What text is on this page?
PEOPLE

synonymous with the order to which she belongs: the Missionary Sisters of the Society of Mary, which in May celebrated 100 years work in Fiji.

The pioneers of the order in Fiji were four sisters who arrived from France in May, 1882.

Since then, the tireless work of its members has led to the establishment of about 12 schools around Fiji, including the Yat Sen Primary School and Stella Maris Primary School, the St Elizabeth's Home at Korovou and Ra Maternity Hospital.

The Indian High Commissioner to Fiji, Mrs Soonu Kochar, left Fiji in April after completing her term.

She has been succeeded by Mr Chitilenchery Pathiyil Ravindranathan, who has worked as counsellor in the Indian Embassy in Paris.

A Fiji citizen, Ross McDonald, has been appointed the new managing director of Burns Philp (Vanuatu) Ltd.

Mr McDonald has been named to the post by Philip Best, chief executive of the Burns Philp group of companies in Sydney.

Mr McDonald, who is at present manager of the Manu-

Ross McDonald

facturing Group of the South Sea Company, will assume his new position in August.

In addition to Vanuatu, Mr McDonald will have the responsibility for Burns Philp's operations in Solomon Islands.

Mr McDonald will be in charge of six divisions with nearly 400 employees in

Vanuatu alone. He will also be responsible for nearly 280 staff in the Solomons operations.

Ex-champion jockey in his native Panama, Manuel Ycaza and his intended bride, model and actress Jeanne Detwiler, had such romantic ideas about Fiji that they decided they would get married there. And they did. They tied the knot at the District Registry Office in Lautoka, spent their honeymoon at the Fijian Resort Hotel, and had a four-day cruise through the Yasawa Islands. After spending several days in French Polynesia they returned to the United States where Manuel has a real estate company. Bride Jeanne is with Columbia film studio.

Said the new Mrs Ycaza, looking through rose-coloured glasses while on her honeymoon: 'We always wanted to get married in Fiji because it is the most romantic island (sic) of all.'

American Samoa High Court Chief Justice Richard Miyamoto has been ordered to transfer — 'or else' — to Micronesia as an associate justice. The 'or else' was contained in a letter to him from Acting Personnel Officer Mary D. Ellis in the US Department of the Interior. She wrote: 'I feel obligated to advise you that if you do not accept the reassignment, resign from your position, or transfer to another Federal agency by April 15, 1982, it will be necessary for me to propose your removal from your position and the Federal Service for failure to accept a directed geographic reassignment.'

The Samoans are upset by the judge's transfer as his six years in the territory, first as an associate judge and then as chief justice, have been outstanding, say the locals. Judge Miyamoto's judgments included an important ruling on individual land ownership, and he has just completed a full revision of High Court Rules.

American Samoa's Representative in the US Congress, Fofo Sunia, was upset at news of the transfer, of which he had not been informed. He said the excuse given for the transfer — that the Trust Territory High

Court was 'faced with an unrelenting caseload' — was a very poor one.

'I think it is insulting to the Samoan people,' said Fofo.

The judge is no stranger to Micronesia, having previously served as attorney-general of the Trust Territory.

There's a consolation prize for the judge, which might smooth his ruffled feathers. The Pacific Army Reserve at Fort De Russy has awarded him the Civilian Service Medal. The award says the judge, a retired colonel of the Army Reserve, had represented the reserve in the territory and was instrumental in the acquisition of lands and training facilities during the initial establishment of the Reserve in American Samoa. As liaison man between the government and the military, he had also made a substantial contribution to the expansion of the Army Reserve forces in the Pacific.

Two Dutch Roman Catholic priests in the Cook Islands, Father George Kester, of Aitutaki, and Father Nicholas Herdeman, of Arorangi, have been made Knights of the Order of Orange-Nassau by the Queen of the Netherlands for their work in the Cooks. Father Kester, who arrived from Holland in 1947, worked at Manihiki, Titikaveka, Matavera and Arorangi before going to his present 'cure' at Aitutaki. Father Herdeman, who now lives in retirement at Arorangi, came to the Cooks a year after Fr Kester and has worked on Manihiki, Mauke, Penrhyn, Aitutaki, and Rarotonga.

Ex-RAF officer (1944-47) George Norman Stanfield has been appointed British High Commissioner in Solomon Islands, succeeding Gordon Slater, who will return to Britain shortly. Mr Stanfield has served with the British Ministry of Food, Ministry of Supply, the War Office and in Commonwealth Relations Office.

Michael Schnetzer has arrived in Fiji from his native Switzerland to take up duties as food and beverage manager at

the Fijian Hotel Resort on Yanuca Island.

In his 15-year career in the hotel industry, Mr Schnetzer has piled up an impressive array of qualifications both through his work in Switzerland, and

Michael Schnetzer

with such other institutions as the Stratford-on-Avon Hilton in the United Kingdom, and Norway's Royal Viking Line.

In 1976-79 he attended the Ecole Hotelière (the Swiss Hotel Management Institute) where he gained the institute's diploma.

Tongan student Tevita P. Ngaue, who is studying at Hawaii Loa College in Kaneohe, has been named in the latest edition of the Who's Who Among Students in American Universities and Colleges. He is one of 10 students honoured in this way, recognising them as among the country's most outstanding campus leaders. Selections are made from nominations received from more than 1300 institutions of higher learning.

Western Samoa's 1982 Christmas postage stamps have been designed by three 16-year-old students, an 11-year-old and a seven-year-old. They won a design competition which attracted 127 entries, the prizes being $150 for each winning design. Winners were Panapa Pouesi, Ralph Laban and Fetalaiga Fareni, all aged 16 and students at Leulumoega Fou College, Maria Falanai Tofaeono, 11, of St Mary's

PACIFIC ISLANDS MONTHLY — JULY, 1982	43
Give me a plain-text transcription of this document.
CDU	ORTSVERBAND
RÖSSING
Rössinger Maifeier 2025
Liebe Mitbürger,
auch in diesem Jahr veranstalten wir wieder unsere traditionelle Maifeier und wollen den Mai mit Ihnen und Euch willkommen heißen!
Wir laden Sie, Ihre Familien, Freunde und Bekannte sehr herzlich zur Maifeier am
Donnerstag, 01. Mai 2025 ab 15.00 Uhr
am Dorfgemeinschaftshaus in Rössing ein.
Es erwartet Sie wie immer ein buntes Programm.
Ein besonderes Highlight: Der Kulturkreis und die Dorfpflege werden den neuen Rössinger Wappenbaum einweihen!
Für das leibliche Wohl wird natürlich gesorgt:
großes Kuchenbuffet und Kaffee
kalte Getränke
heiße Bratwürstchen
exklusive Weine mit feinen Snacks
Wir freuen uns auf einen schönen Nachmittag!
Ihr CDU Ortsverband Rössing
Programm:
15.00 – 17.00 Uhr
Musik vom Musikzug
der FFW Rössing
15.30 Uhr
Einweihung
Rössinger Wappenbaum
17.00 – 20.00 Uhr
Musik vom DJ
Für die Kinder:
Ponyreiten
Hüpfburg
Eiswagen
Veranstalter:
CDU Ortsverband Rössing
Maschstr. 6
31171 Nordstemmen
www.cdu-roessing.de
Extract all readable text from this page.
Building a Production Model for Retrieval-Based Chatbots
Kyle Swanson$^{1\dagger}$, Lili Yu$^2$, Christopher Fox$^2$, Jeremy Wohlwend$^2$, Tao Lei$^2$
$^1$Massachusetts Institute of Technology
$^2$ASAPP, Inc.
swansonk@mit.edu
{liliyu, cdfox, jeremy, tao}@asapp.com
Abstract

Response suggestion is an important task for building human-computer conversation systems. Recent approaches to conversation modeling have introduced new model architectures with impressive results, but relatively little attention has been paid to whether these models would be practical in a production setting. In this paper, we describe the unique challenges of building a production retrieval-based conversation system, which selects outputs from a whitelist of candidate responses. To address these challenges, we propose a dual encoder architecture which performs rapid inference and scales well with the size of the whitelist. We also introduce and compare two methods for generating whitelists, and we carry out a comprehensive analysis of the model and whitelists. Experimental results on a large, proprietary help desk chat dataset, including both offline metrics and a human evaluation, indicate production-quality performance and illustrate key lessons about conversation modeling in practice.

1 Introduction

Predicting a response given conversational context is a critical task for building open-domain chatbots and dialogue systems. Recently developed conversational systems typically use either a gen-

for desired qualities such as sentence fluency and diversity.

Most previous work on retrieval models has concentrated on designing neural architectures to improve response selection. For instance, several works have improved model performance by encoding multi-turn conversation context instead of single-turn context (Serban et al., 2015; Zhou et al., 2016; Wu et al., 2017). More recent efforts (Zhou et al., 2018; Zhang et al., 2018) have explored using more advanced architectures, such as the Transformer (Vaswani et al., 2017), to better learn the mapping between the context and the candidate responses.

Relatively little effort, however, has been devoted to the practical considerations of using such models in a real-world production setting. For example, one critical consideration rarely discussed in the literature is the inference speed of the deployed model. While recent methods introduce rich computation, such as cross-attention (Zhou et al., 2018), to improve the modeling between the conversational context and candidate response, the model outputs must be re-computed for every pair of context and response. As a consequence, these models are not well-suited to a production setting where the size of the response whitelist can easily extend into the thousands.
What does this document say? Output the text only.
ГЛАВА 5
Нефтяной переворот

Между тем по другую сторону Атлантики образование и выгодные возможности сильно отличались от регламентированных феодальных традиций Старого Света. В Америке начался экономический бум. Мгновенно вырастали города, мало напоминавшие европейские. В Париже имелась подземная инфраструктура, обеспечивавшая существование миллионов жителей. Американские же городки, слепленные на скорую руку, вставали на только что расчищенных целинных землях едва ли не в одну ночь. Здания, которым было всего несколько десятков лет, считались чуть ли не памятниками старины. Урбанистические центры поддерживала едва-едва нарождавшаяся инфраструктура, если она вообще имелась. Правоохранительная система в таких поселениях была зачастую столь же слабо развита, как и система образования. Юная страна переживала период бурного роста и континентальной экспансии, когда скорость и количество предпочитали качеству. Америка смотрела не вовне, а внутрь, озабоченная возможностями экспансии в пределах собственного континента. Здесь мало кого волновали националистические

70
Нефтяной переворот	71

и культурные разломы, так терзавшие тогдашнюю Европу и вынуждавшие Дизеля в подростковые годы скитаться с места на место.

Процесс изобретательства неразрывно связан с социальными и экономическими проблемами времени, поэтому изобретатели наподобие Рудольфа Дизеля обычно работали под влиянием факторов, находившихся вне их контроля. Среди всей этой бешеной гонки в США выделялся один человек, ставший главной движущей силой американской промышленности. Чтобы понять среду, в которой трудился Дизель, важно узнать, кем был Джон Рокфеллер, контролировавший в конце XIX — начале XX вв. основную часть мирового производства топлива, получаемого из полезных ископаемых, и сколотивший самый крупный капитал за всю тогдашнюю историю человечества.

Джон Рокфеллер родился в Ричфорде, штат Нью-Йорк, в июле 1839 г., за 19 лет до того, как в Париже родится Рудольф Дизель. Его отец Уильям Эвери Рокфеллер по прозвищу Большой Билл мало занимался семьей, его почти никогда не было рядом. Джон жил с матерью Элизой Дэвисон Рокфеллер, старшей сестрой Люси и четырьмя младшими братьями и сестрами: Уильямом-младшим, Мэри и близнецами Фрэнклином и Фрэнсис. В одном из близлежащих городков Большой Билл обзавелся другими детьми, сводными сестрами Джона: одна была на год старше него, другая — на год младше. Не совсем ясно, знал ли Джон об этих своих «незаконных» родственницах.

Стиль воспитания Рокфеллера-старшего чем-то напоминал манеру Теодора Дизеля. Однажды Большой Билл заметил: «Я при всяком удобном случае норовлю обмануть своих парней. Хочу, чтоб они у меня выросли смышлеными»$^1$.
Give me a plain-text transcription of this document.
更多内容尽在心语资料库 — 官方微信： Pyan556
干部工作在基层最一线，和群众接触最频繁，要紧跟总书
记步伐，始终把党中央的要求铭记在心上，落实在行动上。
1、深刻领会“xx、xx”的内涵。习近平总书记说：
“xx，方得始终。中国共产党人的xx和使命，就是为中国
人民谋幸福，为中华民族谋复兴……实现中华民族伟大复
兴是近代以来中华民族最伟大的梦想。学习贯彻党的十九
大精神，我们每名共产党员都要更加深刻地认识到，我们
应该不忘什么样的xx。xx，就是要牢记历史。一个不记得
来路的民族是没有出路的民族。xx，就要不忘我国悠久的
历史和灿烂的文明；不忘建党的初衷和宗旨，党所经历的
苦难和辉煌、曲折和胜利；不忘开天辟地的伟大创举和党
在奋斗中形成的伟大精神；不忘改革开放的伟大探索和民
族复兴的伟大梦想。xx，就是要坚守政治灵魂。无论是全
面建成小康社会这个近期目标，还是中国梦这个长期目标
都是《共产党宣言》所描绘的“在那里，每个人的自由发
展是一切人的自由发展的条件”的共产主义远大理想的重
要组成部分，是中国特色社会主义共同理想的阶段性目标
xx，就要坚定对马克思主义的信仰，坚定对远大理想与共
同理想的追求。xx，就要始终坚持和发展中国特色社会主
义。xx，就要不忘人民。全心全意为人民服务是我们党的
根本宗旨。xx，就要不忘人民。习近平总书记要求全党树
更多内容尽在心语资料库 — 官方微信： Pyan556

▶ Requirement
Only the number is wanted: how many lines in the entries above contain the string "Philp"?

▶ Solution to the problem
3